• [Exercise goal]:
Report how many lines include the word "edge", and nothing besides that number.

::: Data supplied

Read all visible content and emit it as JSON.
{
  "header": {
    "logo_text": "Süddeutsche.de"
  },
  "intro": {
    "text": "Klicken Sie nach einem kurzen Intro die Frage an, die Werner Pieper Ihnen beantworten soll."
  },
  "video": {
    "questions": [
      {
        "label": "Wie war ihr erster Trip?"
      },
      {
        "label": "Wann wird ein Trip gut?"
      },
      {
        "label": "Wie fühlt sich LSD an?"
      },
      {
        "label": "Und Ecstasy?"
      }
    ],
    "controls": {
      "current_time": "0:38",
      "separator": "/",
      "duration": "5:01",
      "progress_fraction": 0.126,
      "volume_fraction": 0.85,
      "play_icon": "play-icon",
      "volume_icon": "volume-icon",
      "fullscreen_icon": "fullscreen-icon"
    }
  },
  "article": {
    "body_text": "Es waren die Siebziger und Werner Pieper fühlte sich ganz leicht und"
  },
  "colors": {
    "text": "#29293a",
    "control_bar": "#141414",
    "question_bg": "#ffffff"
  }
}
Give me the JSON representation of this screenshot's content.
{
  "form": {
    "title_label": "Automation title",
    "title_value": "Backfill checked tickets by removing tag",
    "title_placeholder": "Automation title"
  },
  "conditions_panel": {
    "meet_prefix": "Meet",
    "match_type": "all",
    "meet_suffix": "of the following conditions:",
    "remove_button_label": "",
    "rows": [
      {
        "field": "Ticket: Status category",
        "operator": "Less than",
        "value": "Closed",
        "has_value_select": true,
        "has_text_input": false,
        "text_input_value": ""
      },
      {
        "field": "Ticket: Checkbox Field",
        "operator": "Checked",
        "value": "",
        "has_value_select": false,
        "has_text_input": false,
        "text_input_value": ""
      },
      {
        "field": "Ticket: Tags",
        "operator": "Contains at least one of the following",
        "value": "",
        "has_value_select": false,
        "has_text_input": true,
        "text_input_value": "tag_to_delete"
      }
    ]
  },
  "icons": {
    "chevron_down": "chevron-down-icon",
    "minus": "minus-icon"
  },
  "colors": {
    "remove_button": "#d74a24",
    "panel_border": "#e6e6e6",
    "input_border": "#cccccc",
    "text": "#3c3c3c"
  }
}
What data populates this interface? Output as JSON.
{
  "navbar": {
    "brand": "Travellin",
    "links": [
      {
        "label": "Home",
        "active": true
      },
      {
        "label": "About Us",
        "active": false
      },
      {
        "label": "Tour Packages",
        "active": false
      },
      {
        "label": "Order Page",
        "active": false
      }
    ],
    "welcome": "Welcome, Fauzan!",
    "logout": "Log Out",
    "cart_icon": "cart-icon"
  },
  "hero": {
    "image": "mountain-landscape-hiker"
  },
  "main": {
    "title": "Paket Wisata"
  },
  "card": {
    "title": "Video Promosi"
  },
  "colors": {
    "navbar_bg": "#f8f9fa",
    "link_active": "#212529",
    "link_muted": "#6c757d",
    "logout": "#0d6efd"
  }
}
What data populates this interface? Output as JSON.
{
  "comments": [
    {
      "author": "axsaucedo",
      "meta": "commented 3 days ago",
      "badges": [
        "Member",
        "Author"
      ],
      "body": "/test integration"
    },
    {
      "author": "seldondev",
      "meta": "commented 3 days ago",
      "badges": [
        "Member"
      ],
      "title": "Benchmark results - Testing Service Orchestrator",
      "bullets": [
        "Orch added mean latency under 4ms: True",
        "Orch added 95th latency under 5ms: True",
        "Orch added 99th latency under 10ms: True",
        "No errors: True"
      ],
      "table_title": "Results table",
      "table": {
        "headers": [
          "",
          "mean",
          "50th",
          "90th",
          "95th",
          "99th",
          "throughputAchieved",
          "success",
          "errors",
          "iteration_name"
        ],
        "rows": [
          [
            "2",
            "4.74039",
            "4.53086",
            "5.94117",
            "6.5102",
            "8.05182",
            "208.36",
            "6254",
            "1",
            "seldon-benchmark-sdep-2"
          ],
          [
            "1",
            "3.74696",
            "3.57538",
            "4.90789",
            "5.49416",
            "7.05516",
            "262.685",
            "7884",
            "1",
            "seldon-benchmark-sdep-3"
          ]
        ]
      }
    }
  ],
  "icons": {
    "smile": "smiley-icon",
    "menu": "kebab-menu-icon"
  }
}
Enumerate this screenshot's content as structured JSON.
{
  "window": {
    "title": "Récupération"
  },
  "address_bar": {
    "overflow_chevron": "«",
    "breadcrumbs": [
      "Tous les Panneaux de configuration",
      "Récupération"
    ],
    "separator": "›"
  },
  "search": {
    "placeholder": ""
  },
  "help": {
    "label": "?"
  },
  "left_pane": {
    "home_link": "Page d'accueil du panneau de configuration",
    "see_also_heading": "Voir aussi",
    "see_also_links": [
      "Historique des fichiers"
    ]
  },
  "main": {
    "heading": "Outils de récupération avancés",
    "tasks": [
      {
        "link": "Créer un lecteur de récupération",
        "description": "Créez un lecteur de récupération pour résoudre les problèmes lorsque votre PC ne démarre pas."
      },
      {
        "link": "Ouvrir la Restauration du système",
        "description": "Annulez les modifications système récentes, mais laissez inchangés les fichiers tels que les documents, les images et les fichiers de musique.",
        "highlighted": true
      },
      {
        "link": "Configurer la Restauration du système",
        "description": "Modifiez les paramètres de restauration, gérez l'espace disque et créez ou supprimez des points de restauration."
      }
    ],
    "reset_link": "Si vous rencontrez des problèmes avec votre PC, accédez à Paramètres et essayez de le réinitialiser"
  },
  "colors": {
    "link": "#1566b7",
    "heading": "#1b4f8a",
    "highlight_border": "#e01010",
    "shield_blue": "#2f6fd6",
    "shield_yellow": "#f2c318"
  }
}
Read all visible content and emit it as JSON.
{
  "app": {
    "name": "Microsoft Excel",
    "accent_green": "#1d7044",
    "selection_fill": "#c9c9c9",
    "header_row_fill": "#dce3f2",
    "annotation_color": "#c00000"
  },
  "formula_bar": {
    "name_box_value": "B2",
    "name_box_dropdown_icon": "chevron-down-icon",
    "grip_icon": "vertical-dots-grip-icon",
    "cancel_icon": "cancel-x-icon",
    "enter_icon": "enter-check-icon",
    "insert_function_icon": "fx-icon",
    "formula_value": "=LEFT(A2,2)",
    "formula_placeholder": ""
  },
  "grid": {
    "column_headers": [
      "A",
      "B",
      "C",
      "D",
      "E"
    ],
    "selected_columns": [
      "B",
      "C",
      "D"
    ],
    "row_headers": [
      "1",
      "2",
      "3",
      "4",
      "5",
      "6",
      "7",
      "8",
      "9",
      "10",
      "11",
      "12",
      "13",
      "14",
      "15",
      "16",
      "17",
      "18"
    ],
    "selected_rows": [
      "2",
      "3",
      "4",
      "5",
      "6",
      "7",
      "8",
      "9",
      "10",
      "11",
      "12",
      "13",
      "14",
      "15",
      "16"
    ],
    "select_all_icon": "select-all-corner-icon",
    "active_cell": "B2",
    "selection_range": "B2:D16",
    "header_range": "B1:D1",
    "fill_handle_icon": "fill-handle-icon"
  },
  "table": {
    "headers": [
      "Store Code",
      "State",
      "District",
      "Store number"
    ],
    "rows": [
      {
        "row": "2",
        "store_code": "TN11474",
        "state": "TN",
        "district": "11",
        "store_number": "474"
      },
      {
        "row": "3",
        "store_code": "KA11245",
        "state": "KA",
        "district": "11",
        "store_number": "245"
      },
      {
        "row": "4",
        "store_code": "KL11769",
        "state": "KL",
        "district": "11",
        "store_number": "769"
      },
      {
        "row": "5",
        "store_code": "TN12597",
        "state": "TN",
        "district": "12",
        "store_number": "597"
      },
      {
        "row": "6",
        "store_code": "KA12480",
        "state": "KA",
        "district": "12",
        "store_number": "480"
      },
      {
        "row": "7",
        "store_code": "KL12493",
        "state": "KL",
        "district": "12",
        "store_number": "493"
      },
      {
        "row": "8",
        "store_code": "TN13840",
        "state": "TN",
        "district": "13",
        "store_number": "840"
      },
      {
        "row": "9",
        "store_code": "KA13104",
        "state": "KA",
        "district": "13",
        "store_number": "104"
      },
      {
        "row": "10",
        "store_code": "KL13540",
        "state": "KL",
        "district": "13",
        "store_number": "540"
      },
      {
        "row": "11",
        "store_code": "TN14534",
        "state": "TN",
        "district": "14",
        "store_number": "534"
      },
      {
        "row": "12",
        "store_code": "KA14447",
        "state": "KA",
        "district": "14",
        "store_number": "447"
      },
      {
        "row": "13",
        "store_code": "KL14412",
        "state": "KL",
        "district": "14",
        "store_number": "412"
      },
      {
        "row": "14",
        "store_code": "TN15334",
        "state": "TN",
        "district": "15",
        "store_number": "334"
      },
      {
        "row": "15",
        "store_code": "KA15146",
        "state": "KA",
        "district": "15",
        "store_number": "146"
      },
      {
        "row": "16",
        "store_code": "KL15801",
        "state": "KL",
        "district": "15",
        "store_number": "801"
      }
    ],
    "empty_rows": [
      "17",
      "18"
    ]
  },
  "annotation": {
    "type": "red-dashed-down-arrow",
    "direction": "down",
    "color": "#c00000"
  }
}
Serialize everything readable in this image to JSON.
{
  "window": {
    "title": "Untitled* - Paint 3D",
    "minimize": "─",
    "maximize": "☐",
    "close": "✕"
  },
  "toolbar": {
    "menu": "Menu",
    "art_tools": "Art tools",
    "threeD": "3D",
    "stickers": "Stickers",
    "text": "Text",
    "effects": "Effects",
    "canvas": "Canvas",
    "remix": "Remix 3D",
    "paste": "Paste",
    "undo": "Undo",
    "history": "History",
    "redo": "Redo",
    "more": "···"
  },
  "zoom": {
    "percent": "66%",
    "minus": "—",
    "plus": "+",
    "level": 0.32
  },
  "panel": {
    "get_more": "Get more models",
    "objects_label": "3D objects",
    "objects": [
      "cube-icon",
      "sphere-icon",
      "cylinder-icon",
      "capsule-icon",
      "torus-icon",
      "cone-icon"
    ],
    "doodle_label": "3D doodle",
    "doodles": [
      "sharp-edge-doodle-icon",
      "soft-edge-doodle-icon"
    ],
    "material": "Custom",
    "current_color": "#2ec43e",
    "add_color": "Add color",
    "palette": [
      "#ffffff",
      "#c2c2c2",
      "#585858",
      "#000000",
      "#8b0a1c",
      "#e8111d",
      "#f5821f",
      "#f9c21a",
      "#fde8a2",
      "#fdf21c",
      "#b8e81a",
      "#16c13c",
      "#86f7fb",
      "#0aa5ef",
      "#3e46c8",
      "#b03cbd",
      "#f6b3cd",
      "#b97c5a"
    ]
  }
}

::::::

• [Complete answer]:
2